__Your objective__:
Show every line in the entries below where the word "this" appears.

__Dataset items__:
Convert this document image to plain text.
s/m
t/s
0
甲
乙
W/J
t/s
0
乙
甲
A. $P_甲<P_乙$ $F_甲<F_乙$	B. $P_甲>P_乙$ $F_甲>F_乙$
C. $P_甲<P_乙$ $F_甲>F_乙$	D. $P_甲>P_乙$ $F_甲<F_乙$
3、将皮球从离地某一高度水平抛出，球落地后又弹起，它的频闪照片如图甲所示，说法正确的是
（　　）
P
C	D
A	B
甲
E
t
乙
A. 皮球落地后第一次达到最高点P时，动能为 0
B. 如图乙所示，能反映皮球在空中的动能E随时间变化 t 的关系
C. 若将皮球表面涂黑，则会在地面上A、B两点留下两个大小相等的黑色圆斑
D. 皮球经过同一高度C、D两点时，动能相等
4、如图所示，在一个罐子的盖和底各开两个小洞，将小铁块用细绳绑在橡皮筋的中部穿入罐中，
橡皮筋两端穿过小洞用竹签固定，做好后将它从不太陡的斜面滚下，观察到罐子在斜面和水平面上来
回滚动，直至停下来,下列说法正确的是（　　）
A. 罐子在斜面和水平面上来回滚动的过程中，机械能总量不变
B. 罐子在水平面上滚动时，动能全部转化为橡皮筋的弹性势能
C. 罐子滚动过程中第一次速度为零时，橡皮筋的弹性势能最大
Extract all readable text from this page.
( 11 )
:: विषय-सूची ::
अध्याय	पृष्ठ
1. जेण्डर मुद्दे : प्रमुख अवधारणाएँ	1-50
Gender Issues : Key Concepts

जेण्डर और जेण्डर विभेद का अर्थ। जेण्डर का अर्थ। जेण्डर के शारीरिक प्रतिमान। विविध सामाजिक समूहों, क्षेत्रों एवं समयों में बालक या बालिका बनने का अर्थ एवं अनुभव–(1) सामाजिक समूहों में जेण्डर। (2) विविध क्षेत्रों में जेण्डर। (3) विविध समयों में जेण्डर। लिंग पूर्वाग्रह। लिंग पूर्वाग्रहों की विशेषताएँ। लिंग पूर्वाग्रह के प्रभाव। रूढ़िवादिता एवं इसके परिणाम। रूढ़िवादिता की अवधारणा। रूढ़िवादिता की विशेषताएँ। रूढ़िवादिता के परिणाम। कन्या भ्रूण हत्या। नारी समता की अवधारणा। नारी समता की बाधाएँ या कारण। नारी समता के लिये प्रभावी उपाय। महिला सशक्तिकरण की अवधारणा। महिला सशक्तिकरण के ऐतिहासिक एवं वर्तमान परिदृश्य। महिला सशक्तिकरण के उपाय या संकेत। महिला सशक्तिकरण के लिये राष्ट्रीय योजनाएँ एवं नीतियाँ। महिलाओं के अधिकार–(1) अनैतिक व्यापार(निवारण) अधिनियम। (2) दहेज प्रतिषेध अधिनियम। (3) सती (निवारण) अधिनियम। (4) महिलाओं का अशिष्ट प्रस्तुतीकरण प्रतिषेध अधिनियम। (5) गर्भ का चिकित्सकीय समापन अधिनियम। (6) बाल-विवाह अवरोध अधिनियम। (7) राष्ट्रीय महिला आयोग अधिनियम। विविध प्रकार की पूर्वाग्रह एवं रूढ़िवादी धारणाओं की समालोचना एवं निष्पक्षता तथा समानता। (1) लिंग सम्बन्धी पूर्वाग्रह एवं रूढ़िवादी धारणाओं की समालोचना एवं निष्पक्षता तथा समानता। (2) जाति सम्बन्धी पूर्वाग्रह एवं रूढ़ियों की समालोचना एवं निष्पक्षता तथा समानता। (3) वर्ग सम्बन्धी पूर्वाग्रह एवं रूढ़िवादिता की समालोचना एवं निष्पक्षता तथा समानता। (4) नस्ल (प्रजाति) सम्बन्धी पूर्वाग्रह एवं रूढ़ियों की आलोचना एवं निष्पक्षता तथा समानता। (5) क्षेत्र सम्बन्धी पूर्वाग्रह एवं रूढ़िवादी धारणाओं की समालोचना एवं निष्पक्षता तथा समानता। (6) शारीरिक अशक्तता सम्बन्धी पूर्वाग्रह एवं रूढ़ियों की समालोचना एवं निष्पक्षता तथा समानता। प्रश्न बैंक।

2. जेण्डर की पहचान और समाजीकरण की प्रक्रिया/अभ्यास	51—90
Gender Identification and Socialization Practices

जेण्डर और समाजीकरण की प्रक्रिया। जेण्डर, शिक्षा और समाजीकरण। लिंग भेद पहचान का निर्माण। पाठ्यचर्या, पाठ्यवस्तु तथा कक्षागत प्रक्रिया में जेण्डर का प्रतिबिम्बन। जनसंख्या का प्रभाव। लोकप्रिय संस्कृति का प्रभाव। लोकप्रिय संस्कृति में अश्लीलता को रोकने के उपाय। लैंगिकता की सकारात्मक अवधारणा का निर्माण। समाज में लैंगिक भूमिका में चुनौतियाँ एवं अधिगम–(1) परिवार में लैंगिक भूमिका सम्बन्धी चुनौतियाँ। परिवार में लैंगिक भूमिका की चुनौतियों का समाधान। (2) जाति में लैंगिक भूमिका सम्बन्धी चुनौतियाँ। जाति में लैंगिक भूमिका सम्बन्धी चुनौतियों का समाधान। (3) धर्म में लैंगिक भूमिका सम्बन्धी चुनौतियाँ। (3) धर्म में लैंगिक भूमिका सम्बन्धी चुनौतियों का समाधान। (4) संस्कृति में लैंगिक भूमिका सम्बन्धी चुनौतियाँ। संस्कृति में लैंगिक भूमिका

__Task output__:
Convert this document image to plain text.
Extract all readable text from this page.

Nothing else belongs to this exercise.